Show all lines from the listing below that contain "キーレス".

— start EXTRACTED ENTRIES —

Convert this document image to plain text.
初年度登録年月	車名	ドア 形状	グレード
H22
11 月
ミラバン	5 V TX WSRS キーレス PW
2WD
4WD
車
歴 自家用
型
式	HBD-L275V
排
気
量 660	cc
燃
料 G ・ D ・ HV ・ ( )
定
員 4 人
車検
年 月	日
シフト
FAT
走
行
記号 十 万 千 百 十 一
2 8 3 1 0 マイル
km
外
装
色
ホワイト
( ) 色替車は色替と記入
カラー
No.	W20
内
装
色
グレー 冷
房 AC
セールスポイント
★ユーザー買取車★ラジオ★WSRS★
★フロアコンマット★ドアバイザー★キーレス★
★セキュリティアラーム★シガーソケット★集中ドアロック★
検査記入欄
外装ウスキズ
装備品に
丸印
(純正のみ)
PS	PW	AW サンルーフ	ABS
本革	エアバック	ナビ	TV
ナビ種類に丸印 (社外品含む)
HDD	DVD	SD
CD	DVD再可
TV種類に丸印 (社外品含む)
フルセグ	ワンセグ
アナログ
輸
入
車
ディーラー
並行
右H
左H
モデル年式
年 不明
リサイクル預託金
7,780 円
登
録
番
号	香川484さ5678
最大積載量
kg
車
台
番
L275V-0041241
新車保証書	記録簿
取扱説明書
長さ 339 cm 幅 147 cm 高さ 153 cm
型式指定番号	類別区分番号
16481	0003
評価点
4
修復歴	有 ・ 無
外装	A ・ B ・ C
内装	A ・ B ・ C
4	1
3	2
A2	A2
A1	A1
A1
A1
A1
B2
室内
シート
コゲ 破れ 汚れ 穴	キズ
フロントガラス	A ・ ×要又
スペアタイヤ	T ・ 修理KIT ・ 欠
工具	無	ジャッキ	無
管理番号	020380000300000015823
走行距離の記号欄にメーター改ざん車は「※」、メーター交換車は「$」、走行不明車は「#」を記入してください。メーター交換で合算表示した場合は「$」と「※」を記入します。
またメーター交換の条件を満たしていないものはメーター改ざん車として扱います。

— end EXTRACTED ENTRIES —

COMPLETED TASK |
ミラバン	5 V TX WSRS キーレス PW
★フロアコンマット★ドアバイザー★キーレス★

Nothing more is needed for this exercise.